* **RECORDS SHOWN**
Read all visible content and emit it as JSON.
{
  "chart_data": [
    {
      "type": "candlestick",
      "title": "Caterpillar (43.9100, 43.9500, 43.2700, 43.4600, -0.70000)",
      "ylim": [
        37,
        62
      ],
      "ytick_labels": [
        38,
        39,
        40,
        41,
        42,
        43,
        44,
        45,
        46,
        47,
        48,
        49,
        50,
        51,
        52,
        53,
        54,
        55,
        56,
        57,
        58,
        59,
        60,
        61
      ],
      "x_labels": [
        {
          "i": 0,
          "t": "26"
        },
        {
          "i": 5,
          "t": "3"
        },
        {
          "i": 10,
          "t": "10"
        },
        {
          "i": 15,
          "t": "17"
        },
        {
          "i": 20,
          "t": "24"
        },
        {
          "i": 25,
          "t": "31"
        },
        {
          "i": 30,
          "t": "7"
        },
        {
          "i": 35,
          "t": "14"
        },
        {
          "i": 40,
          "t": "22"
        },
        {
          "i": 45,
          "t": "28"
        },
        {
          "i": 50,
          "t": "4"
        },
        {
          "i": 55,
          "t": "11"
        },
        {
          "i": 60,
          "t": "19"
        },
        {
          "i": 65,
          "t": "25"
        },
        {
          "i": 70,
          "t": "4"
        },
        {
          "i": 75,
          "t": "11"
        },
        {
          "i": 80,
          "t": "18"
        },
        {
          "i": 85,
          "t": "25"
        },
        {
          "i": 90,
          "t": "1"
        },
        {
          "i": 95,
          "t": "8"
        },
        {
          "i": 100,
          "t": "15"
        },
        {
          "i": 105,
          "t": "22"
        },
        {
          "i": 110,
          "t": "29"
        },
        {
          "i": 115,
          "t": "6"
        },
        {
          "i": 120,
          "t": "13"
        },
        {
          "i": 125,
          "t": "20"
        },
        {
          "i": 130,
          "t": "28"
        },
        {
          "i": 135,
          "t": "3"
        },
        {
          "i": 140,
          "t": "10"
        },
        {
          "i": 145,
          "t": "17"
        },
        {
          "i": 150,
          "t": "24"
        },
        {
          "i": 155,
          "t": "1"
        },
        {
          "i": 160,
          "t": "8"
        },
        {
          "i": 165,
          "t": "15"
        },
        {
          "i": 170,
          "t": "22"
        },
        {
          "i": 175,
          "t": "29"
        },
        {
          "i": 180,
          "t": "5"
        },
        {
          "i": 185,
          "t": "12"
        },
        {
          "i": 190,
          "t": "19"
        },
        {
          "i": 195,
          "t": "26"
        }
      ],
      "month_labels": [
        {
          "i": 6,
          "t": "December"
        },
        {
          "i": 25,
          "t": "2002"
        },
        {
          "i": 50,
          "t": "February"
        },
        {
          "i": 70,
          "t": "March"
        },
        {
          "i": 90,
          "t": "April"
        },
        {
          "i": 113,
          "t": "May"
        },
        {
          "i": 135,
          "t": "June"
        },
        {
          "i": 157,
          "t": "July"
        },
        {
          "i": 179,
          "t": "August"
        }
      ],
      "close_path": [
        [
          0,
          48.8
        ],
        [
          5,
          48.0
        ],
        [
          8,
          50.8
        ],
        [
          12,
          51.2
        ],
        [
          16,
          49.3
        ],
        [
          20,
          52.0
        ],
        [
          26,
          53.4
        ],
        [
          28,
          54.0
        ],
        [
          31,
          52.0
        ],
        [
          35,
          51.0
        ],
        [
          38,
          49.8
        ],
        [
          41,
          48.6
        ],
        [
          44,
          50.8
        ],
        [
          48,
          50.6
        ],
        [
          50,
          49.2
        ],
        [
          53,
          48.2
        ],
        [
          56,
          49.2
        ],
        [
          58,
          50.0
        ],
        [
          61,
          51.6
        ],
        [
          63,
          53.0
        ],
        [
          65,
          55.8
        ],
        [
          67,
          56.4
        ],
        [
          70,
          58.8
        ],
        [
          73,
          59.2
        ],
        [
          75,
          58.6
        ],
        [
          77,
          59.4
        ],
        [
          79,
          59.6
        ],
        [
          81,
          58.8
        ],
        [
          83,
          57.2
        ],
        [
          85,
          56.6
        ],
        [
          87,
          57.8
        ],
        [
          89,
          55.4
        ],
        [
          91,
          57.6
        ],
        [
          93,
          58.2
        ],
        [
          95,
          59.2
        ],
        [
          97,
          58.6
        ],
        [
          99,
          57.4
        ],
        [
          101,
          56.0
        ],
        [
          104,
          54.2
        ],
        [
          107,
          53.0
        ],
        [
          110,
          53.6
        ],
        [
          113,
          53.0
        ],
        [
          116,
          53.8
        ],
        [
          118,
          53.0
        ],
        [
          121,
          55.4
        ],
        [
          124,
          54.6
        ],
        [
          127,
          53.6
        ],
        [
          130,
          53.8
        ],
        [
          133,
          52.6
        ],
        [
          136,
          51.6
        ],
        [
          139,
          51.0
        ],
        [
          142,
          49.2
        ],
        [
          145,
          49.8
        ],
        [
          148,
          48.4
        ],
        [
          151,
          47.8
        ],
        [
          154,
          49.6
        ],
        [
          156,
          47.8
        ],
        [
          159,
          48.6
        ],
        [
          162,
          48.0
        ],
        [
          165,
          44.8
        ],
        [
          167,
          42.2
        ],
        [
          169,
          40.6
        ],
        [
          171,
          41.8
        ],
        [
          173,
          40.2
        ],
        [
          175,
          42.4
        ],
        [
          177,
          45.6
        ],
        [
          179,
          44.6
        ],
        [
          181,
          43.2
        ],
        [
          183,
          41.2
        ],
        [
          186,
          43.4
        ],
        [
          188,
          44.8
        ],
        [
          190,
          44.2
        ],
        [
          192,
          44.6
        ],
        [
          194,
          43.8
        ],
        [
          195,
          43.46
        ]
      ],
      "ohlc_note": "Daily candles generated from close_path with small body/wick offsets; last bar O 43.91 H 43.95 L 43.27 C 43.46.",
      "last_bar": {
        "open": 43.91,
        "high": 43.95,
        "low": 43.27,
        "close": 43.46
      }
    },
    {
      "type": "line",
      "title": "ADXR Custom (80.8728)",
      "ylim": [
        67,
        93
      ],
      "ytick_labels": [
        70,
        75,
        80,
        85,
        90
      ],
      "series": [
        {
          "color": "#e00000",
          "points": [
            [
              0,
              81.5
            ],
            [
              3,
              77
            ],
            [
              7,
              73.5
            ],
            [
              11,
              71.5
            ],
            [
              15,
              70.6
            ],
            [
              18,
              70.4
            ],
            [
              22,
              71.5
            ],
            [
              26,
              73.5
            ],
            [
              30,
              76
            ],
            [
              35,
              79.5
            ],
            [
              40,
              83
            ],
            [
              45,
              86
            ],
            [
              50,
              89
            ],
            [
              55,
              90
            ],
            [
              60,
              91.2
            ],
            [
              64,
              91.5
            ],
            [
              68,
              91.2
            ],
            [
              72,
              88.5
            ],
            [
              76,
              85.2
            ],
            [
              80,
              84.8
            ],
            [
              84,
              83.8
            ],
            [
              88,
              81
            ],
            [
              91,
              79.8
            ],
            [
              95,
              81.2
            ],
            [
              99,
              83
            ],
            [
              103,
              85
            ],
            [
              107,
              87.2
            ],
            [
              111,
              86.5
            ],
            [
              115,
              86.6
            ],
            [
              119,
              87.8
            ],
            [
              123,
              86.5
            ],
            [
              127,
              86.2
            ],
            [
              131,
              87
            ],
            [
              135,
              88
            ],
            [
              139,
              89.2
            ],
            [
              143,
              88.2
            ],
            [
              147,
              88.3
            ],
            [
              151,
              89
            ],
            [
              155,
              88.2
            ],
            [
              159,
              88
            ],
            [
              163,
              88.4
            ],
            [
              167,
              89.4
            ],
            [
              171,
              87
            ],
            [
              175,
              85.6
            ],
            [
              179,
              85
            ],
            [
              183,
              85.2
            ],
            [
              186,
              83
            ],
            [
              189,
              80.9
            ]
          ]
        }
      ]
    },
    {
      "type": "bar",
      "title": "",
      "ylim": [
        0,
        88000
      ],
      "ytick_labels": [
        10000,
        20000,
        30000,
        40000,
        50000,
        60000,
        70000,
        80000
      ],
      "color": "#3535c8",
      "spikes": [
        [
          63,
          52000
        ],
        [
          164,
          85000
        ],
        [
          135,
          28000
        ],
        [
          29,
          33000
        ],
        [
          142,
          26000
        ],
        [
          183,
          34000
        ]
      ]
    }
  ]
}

* **EXERCISE PROMPT**
Look over the listing. Pull out every line with the string "type" in it.

* **ANSWER TO THE TASK**
      "type": "candlestick",
      "type": "line",
      "type": "bar",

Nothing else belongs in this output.